# Document passage
Segment Open
Remote Visualization and Computational Steering for Large-Scale Distributed Systems
This project aims to develop a web-based remote visualization, computational steering, and statistic analysis system to support ultra-scale computational science research conducted by a group of geographically distributed collaborative scientists for either an ongoing streaming simulation or archived datasets in the grid environment. Unlike the conventional “launch-and-leave” batch computations, this structure enables: (i) continuous monitoring of variables/results of an ongoing remote simulation/processing using Paraview visualization tools, (ii) interactive specification of chosen computational parameters to steer the simulation/visualization for future timesteps, and (iii) statistical analysis with graph plot and annotation support for produced datasets. Such distributed applications usually involve nationally or globally deployed heterogeneous resources including various supercomputers, workstations, network infrastructures, and rendering engines, which are highly unpredictable in terms of available capacities.
Enhancing Accessibility: A Natural Human-Computer Interaction System Using Hand Gestures and Voice for Disabled Populations
Around 26% of Americans live with some form of disability. These individuals can typically be categorized into four primary groups: visual impairments, auditory impairments, motor disabilities, and cognitive disabilities. Interacting with digital devices and multimedia content is very challenging. This project presents an innovative application that enables control of multimedia content through voice commands and static hand gestures, offering a transformative solution for individuals with disabilities. The application provides an intuitive, natural method for interacting with slides, images, videos, and audio, bypassing traditional input devices like keyboards and mice. It enhances accessibility and user experience by accommodating users with mobility impairments or low vision. A key feature is the virtual writing capability, allowing users to draw or erase in mid-air and project the writing and drawing onto the screen, providing greater flexibility. The software leverages advanced technologies such as MediaPipe for gesture recognition, SpeechRecognition for voice command processing, and PyAutoGUI for automation, making it suitable for various environments, including classrooms and conferences. Additionally, users can customize hand gestures for specific commands, with newly captured gestures used to retrain the model.
Segment Closed
# Material provided
Segment Open
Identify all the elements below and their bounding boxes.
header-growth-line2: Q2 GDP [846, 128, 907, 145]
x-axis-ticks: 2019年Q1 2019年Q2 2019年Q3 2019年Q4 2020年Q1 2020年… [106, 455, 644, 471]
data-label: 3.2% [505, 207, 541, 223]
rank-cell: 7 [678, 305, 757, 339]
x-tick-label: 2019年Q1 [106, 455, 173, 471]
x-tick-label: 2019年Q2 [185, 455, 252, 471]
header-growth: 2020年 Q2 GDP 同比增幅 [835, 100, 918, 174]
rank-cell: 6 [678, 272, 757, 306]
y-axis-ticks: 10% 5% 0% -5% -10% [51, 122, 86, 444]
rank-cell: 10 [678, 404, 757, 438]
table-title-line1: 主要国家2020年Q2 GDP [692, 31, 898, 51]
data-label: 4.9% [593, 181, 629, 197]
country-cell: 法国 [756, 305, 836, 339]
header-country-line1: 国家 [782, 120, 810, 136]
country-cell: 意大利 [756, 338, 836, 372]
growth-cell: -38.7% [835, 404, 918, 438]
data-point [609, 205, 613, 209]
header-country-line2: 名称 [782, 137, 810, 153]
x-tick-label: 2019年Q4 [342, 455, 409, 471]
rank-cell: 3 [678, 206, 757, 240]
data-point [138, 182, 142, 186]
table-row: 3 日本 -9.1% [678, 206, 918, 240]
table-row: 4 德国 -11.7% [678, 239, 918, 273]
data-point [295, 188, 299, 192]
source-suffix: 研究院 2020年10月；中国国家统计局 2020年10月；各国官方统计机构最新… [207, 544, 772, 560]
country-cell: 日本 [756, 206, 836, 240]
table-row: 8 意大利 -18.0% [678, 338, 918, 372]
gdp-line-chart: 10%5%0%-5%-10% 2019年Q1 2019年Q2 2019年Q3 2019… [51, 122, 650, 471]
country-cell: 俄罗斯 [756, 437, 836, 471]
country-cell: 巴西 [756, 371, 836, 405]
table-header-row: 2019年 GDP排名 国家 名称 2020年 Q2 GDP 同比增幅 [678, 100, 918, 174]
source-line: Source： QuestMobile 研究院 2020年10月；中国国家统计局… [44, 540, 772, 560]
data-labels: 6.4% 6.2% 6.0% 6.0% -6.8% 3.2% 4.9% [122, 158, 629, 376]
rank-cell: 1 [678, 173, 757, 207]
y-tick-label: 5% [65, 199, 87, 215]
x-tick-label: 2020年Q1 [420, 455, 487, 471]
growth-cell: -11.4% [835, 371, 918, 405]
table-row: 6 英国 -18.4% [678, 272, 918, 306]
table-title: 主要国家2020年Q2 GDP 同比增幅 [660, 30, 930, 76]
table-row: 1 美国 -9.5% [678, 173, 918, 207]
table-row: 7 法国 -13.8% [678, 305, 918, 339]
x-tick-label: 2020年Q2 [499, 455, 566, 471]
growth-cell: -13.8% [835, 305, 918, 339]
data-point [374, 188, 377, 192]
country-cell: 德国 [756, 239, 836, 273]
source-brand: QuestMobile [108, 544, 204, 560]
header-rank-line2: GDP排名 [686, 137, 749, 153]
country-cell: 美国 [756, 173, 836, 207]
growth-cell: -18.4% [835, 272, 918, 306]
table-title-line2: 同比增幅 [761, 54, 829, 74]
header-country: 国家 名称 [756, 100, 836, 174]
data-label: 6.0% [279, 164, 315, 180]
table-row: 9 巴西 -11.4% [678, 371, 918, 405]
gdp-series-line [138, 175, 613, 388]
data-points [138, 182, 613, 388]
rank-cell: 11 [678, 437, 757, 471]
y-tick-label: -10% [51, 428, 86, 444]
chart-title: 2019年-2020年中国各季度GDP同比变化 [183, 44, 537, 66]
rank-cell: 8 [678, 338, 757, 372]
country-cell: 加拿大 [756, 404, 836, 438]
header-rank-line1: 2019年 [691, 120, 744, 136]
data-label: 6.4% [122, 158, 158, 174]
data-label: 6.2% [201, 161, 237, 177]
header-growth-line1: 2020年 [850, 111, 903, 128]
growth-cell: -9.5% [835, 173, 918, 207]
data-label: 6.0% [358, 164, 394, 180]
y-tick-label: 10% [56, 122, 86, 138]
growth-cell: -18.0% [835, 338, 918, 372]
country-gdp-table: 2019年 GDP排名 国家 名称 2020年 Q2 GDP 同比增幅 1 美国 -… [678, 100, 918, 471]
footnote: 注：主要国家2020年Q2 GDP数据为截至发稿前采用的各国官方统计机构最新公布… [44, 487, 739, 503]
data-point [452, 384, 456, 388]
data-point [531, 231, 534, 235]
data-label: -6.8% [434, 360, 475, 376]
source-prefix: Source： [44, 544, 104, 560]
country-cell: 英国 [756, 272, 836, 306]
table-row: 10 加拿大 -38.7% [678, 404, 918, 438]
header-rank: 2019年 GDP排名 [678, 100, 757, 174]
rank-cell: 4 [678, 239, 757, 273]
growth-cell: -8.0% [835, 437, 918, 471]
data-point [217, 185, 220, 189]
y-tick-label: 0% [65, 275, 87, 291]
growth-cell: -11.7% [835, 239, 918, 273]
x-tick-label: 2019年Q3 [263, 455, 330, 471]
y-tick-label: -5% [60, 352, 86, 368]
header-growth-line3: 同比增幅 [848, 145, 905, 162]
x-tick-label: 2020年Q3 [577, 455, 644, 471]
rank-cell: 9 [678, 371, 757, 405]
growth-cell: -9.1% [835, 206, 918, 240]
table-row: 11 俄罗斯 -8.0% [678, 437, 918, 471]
Segment Closed
# What is needed
Answer these questions from the project descriptions:
1. Which visualization tools does the remote visualization system use to monitor an ongoing simulation?
2. About what percentage of Americans live with some form of disability?
3. What does the hand gesture and voice application use for gesture recognition?
Use only the project descriptions to respond.

# Written response
1. Paraview
2. Around 26%
3. MediaPipe